— Start of RECORDS SHOWN —

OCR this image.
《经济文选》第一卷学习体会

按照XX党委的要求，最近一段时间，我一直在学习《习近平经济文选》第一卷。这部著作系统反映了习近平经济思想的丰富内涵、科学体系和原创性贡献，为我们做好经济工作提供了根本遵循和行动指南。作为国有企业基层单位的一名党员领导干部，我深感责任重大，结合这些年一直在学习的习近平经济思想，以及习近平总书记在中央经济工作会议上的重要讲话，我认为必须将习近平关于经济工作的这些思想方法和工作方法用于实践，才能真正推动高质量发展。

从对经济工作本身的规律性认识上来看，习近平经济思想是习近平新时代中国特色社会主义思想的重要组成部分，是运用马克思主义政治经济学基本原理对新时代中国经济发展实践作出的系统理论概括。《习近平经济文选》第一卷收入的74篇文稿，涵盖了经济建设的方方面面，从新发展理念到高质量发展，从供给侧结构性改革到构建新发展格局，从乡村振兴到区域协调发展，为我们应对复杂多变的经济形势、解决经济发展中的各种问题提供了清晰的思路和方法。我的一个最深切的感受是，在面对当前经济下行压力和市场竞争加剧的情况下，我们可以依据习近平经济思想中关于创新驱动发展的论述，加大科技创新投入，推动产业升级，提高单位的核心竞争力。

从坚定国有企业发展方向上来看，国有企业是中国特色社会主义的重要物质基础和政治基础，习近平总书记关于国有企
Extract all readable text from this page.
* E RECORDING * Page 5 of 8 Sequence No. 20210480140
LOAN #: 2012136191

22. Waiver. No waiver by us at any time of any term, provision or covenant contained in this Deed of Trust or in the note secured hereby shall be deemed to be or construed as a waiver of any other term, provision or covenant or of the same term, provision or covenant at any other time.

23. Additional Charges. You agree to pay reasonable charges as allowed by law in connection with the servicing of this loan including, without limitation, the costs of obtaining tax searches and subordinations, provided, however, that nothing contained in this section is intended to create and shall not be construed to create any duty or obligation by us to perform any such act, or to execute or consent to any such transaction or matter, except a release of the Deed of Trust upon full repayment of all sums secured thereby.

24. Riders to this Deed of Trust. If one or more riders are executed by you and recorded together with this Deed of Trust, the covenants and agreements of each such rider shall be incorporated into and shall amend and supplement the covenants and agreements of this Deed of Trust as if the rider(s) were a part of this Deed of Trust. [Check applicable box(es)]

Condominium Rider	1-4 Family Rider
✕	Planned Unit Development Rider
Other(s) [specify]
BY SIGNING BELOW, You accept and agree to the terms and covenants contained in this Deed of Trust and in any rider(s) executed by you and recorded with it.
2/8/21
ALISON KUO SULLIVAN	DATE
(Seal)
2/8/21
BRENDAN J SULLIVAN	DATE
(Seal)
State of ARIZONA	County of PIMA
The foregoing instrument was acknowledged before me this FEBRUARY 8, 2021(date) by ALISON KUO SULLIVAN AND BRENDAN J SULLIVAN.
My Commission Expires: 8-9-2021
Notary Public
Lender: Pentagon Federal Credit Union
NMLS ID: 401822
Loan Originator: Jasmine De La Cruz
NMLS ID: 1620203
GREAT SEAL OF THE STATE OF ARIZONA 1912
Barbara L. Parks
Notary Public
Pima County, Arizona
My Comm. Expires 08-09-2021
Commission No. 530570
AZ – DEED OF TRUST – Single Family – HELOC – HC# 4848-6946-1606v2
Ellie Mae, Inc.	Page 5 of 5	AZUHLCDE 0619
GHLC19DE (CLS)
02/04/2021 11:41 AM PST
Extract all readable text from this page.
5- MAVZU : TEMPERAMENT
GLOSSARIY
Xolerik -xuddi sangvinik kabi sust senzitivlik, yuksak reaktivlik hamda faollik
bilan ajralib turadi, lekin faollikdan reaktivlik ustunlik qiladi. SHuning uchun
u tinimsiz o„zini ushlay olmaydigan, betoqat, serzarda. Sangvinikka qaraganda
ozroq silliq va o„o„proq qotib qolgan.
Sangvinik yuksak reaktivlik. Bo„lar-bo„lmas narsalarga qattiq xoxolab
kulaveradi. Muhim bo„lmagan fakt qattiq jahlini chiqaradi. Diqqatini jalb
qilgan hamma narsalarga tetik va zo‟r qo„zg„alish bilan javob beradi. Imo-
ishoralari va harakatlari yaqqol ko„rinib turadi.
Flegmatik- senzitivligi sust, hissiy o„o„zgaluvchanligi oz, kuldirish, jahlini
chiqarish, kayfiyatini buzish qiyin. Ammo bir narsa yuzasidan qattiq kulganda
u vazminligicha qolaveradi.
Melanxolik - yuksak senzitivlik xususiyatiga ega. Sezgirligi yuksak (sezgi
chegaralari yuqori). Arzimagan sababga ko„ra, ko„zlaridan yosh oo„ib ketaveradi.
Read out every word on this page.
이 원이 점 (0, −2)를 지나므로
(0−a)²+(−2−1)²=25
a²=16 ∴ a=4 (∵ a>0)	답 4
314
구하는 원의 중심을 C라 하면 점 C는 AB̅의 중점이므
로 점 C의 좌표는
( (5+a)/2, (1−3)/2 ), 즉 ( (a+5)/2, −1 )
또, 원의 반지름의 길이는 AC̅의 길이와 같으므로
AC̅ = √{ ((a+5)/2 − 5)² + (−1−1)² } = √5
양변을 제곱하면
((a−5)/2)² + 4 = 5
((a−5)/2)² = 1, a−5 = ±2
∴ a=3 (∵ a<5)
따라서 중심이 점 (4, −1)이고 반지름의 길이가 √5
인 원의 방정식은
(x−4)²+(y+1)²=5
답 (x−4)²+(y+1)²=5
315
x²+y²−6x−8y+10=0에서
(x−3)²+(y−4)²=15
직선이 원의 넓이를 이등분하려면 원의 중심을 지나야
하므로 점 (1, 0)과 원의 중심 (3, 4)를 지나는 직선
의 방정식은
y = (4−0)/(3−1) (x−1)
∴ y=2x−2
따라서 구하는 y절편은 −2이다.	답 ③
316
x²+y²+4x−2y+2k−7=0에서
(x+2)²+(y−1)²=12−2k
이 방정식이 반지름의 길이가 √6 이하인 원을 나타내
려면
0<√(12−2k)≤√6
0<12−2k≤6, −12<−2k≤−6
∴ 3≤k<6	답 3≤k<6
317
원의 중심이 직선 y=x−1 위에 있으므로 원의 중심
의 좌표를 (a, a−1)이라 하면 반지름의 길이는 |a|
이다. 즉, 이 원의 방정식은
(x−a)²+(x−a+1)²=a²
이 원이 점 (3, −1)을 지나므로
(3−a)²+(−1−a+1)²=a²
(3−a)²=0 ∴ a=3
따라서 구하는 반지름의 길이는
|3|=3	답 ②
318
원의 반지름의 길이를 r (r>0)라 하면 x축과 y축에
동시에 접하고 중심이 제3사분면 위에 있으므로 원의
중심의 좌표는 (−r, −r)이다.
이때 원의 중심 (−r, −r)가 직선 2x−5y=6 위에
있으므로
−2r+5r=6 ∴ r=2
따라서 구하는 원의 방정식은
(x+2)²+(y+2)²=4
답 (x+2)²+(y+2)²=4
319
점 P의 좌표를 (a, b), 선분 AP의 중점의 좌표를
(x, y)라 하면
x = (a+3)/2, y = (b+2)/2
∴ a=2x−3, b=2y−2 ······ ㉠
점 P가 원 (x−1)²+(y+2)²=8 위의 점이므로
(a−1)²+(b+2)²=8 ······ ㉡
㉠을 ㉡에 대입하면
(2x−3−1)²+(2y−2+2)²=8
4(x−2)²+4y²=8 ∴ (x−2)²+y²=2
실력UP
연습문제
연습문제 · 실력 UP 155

— End of RECORDS SHOWN —

## WHAT TO WORK ON
Within the entries above, report how many lines include "narsalarga", and keep the answer to the number.

## THE SOLUTION
2